[Source records]
+ + +

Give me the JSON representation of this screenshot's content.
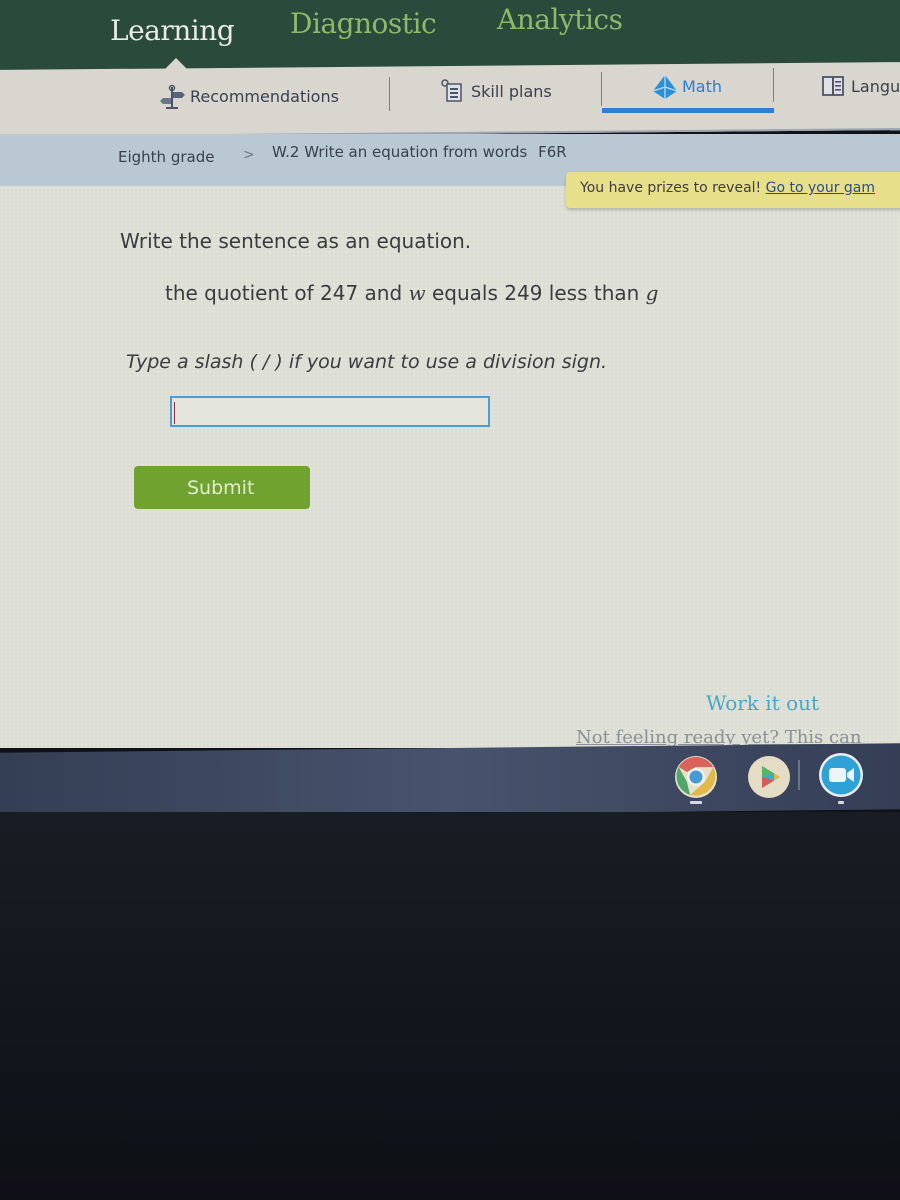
{
  "topnav": {
    "tabs": [
      {
        "label": "Learning",
        "active": true
      },
      {
        "label": "Diagnostic",
        "active": false
      },
      {
        "label": "Analytics",
        "active": false
      }
    ]
  },
  "subnav": {
    "items": [
      {
        "label": "Recommendations",
        "icon": "signpost-icon",
        "active": false
      },
      {
        "label": "Skill plans",
        "icon": "clipboard-icon",
        "active": false
      },
      {
        "label": "Math",
        "icon": "pyramid-icon",
        "active": true
      },
      {
        "label": "Langu",
        "icon": "book-icon",
        "active": false
      }
    ]
  },
  "breadcrumb": {
    "grade": "Eighth grade",
    "separator": ">",
    "skill": "W.2 Write an equation from words",
    "code": "F6R"
  },
  "prize_banner": {
    "text": "You have prizes to reveal!",
    "link": "Go to your gam"
  },
  "question": {
    "prompt": "Write the sentence as an equation.",
    "sentence_parts": [
      "the quotient of 247 and ",
      "w",
      " equals 249 less than ",
      "g"
    ],
    "hint": "Type a slash ( / ) if you want to use a division sign.",
    "answer_value": "",
    "submit_label": "Submit"
  },
  "help": {
    "work_it_out": "Work it out",
    "not_ready": "Not feeling ready yet? This can"
  },
  "shelf": {
    "apps": [
      {
        "name": "Chrome",
        "icon": "chrome-icon",
        "open": true
      },
      {
        "name": "Play Store",
        "icon": "play-store-icon",
        "open": false
      },
      {
        "name": "Zoom",
        "icon": "zoom-video-icon",
        "open": true
      }
    ]
  },
  "colors": {
    "nav_green": "#2a4a3c",
    "active_blue": "#2f7fd6",
    "submit_green": "#6fa22e",
    "prize_yellow": "#e8df8a"
  }
}
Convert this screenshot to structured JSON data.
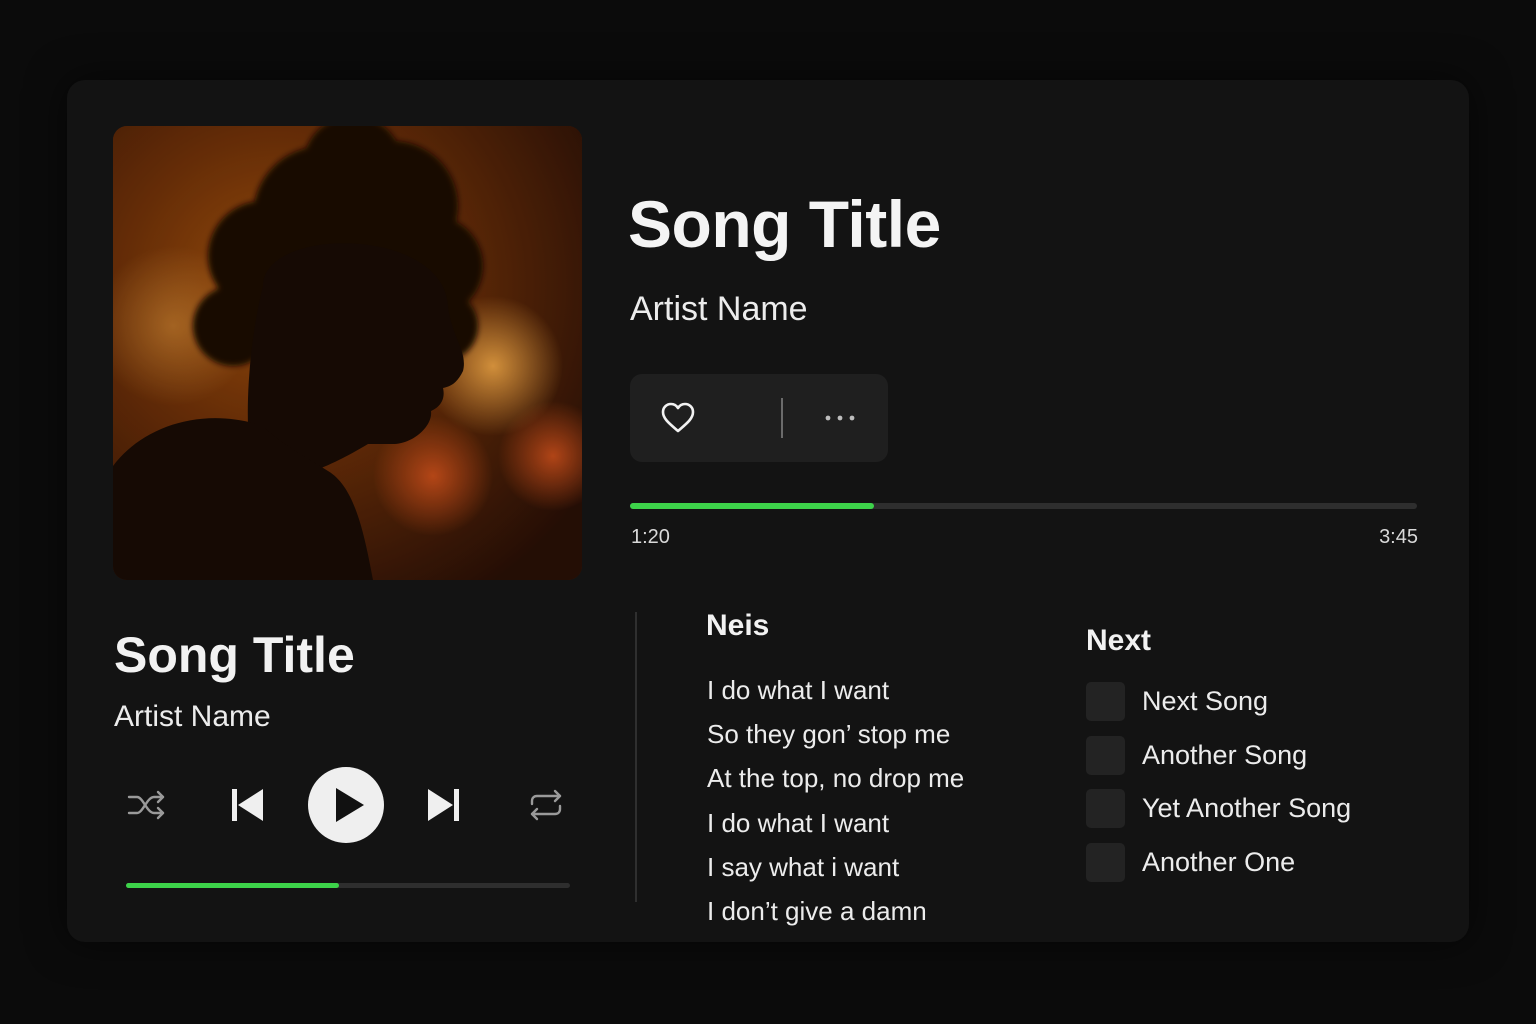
{
  "player": {
    "title": "Song Title",
    "artist": "Artist Name",
    "progress_fraction": 0.31,
    "time_current": "1:20",
    "time_total": "3:45",
    "mini_progress_fraction": 0.48
  },
  "actions": {
    "like_icon": "heart-icon",
    "more_icon": "more-dots-icon"
  },
  "controls": {
    "shuffle_icon": "shuffle-icon",
    "prev_icon": "skip-previous-icon",
    "play_icon": "play-icon",
    "next_icon": "skip-next-icon",
    "repeat_icon": "repeat-icon"
  },
  "lyrics": {
    "heading": "Neis",
    "lines": [
      "I do what I want",
      "So they gon’ stop me",
      "At the top, no drop me",
      "I do what I want",
      "I say what i want",
      "I don’t give a damn"
    ]
  },
  "up_next": {
    "heading": "Next",
    "items": [
      {
        "label": "Next Song"
      },
      {
        "label": "Another Song"
      },
      {
        "label": "Yet Another Song"
      },
      {
        "label": "Another One"
      }
    ]
  },
  "colors": {
    "accent": "#3dd34a",
    "background": "#0b0b0b",
    "card": "#131313"
  }
}
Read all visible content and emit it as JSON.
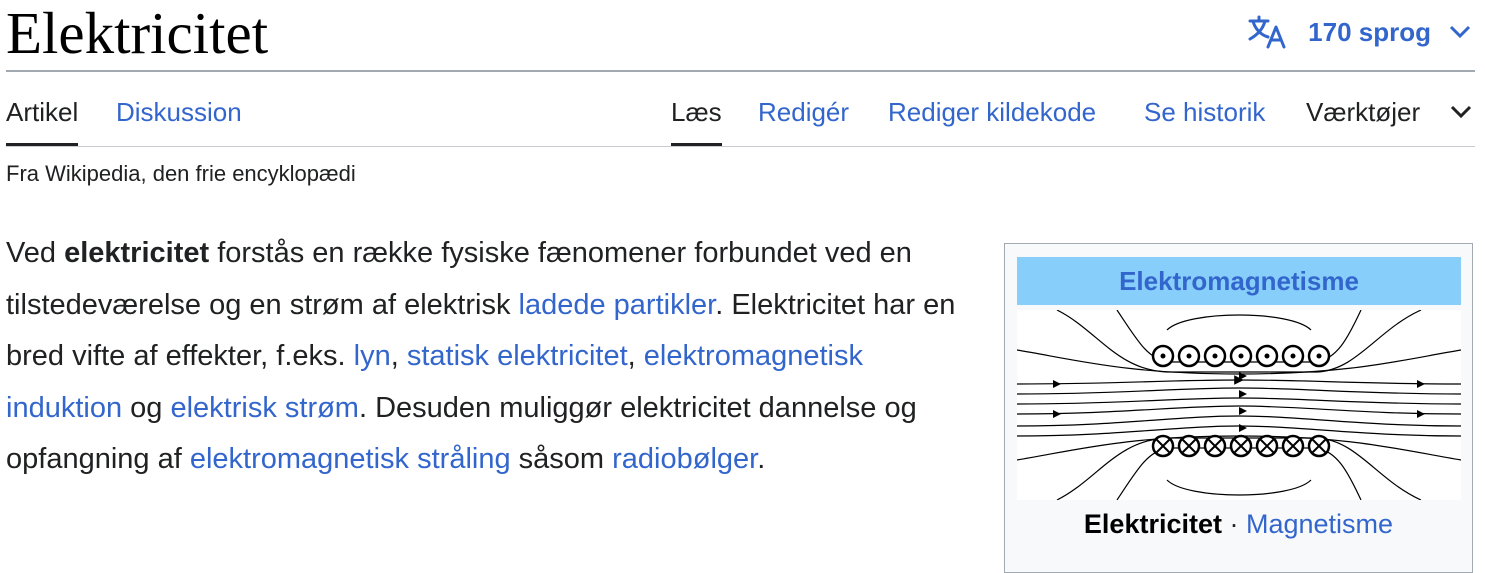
{
  "header": {
    "title": "Elektricitet",
    "languages_label": "170 sprog"
  },
  "tabs": {
    "left": [
      {
        "label": "Artikel",
        "selected": true
      },
      {
        "label": "Diskussion",
        "selected": false
      }
    ],
    "right": [
      {
        "label": "Læs",
        "selected": true
      },
      {
        "label": "Redigér",
        "selected": false
      },
      {
        "label": "Rediger kildekode",
        "selected": false
      },
      {
        "label": "Se historik",
        "selected": false
      },
      {
        "label": "Værktøjer",
        "selected": false
      }
    ]
  },
  "tagline": "Fra Wikipedia, den frie encyklopædi",
  "intro": {
    "p1": "Ved ",
    "bold": "elektricitet",
    "p2": " forstås en række fysiske fænomener forbundet ved en tilstedeværelse og en strøm af elektrisk ",
    "link_ladede": "ladede partikler",
    "p3": ". Elektricitet har en bred vifte af effekter, f.eks. ",
    "link_lyn": "lyn",
    "p4": ", ",
    "link_statisk": "statisk elektricitet",
    "p5": ", ",
    "link_induktion": "elektromagnetisk induktion",
    "p6": " og ",
    "link_strom": "elektrisk strøm",
    "p7": ". Desuden muliggør elektricitet dannelse og opfangning af ",
    "link_straaling": "elektromagnetisk stråling",
    "p8": " såsom ",
    "link_radio": "radiobølger",
    "p9": "."
  },
  "infobox": {
    "heading": "Elektromagnetisme",
    "footer_bold": "Elektricitet",
    "footer_sep": " · ",
    "footer_link": "Magnetisme"
  },
  "icons": {
    "language": "translate-icon",
    "chevron": "chevron-down-icon"
  },
  "colors": {
    "link": "#3366cc",
    "text": "#202122",
    "infobox_header": "#87cefa",
    "border": "#a2a9b1"
  }
}
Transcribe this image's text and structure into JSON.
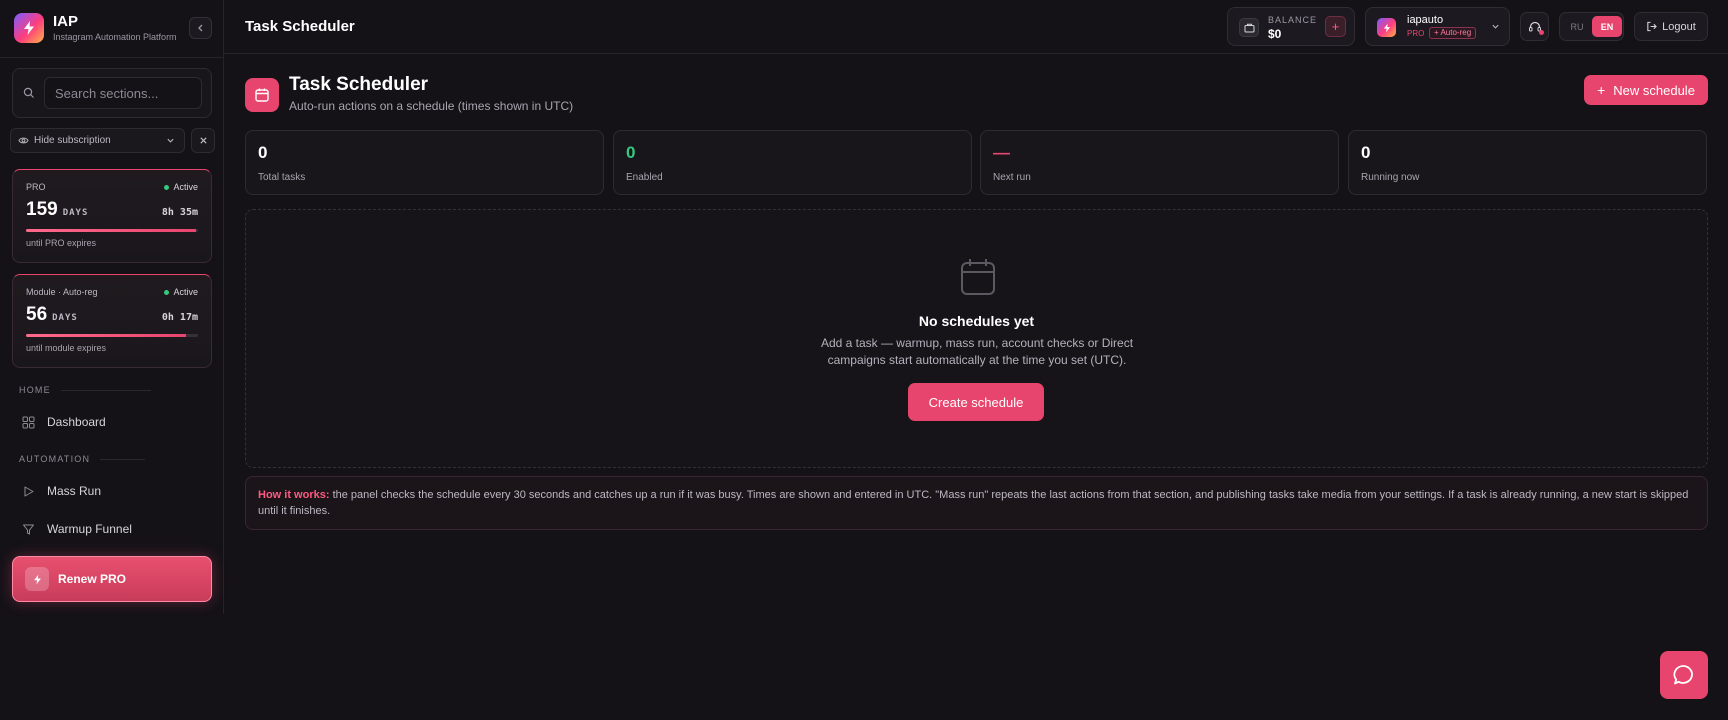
{
  "brand": {
    "name": "IAP",
    "subtitle": "Instagram Automation Platform"
  },
  "sidebar": {
    "search_placeholder": "Search sections...",
    "hide_subscription_label": "Hide subscription",
    "subscriptions": [
      {
        "tier": "PRO",
        "status": "Active",
        "days": "159",
        "days_label": "DAYS",
        "time": "8h 35m",
        "note": "until PRO expires",
        "progress": 0.99
      },
      {
        "tier": "Module · Auto-reg",
        "status": "Active",
        "days": "56",
        "days_label": "DAYS",
        "time": "0h 17m",
        "note": "until module expires",
        "progress": 0.93
      }
    ],
    "sections": [
      {
        "label": "HOME",
        "items": [
          {
            "label": "Dashboard",
            "icon": "grid-icon"
          }
        ]
      },
      {
        "label": "AUTOMATION",
        "items": [
          {
            "label": "Mass Run",
            "icon": "play-icon"
          },
          {
            "label": "Warmup Funnel",
            "icon": "funnel-icon"
          }
        ]
      }
    ],
    "renew_label": "Renew PRO"
  },
  "topbar": {
    "title": "Task Scheduler",
    "balance_label": "BALANCE",
    "balance_value": "$0",
    "balance_add": "+",
    "username": "iapauto",
    "user_tier": "PRO",
    "user_badge": "+ Auto-reg",
    "lang_ru": "RU",
    "lang_en": "EN",
    "logout_label": "Logout"
  },
  "page": {
    "title": "Task Scheduler",
    "subtitle": "Auto-run actions on a schedule (times shown in UTC)",
    "new_button": "New schedule",
    "stats": [
      {
        "value": "0",
        "label": "Total tasks",
        "color": "#ffffff"
      },
      {
        "value": "0",
        "label": "Enabled",
        "color": "#37c77f"
      },
      {
        "value": "—",
        "label": "Next run",
        "color": "#e8456e"
      },
      {
        "value": "0",
        "label": "Running now",
        "color": "#ffffff"
      }
    ],
    "empty": {
      "title": "No schedules yet",
      "description": "Add a task — warmup, mass run, account checks or Direct campaigns start automatically at the time you set (UTC).",
      "button": "Create schedule"
    },
    "info": {
      "key": "How it works:",
      "text": " the panel checks the schedule every 30 seconds and catches up a run if it was busy. Times are shown and entered in UTC. \"Mass run\" repeats the last actions from that section, and publishing tasks take media from your settings. If a task is already running, a new start is skipped until it finishes."
    }
  },
  "colors": {
    "accent": "#e8456e",
    "success": "#37c77f",
    "background": "#141217"
  }
}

+ + +

▸ EXERCISE AIM:
Search the preceding listing for "screenshot" and extract every line where it is found.

▸ TASK RESULT:
Give me the JSON representation of this screenshot's content.
Convert this screenshot to structured JSON data.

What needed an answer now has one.